◆ Task brief ◆
Set down all of the entries word for word, omitting the images they contain.

◆ Stored entries ◆
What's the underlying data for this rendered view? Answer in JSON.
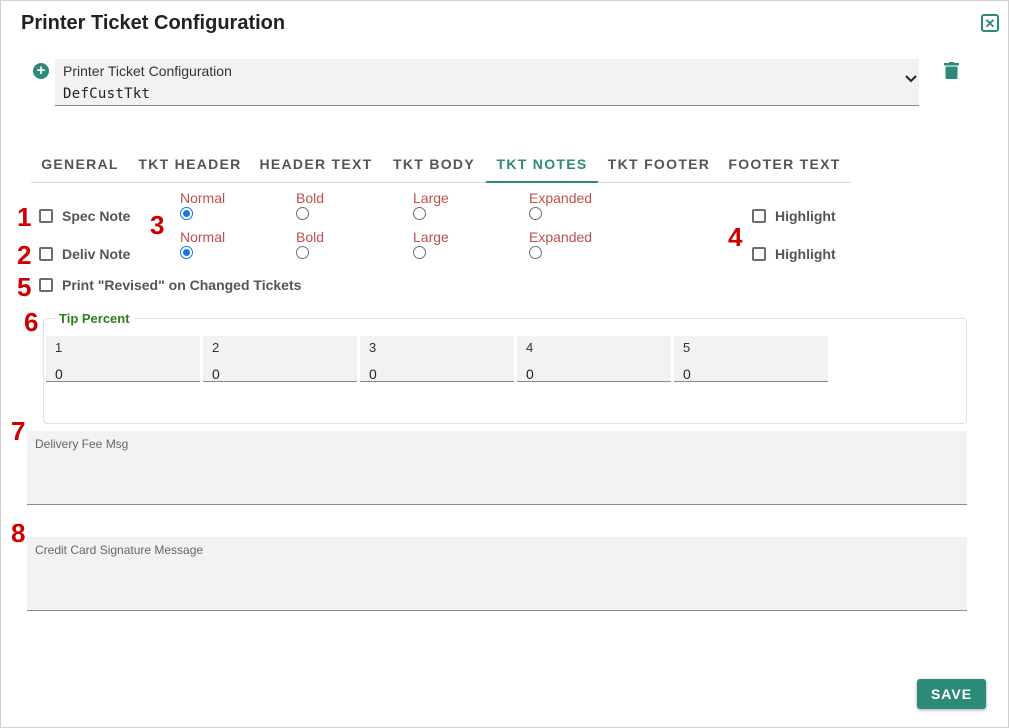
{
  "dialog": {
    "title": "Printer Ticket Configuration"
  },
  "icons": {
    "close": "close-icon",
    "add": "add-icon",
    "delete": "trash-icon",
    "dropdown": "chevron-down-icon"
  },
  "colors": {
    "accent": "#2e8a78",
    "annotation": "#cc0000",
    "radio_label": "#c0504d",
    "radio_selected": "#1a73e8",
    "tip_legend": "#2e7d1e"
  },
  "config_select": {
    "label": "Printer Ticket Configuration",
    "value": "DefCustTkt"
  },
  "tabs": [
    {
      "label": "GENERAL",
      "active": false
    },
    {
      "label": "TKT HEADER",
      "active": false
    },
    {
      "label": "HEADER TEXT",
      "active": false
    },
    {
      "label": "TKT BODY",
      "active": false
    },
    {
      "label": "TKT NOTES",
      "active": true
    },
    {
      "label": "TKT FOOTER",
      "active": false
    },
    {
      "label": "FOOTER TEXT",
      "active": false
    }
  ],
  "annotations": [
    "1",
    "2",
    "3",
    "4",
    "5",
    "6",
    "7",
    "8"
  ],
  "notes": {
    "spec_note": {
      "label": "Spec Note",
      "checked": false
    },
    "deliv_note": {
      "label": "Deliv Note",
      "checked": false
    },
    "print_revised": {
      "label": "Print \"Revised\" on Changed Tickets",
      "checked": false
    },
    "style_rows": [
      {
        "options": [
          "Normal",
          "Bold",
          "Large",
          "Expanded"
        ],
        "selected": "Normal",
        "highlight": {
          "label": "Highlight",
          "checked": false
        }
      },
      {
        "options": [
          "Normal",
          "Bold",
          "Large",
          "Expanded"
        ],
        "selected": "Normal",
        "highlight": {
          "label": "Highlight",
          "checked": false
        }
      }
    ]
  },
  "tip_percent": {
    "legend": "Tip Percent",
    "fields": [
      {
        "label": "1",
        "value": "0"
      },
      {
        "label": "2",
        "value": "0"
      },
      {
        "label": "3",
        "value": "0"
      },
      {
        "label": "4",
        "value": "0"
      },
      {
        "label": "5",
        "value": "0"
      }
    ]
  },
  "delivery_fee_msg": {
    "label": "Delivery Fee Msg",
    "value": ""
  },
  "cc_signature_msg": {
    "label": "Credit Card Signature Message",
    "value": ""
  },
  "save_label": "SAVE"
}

◆ Response to the exercise ◆
What's the underlying data for this rendered view? Answer in JSON.
{
  "dialog": {
    "title": "Printer Ticket Configuration"
  },
  "icons": {
    "close": "close-icon",
    "add": "add-icon",
    "delete": "trash-icon",
    "dropdown": "chevron-down-icon"
  },
  "colors": {
    "accent": "#2e8a78",
    "annotation": "#cc0000",
    "radio_label": "#c0504d",
    "radio_selected": "#1a73e8",
    "tip_legend": "#2e7d1e"
  },
  "config_select": {
    "label": "Printer Ticket Configuration",
    "value": "DefCustTkt"
  },
  "tabs": [
    {
      "label": "GENERAL",
      "active": false
    },
    {
      "label": "TKT HEADER",
      "active": false
    },
    {
      "label": "HEADER TEXT",
      "active": false
    },
    {
      "label": "TKT BODY",
      "active": false
    },
    {
      "label": "TKT NOTES",
      "active": true
    },
    {
      "label": "TKT FOOTER",
      "active": false
    },
    {
      "label": "FOOTER TEXT",
      "active": false
    }
  ],
  "annotations": [
    "1",
    "2",
    "3",
    "4",
    "5",
    "6",
    "7",
    "8"
  ],
  "notes": {
    "spec_note": {
      "label": "Spec Note",
      "checked": false
    },
    "deliv_note": {
      "label": "Deliv Note",
      "checked": false
    },
    "print_revised": {
      "label": "Print \"Revised\" on Changed Tickets",
      "checked": false
    },
    "style_rows": [
      {
        "options": [
          "Normal",
          "Bold",
          "Large",
          "Expanded"
        ],
        "selected": "Normal",
        "highlight": {
          "label": "Highlight",
          "checked": false
        }
      },
      {
        "options": [
          "Normal",
          "Bold",
          "Large",
          "Expanded"
        ],
        "selected": "Normal",
        "highlight": {
          "label": "Highlight",
          "checked": false
        }
      }
    ]
  },
  "tip_percent": {
    "legend": "Tip Percent",
    "fields": [
      {
        "label": "1",
        "value": "0"
      },
      {
        "label": "2",
        "value": "0"
      },
      {
        "label": "3",
        "value": "0"
      },
      {
        "label": "4",
        "value": "0"
      },
      {
        "label": "5",
        "value": "0"
      }
    ]
  },
  "delivery_fee_msg": {
    "label": "Delivery Fee Msg",
    "value": ""
  },
  "cc_signature_msg": {
    "label": "Credit Card Signature Message",
    "value": ""
  },
  "save_label": "SAVE"
}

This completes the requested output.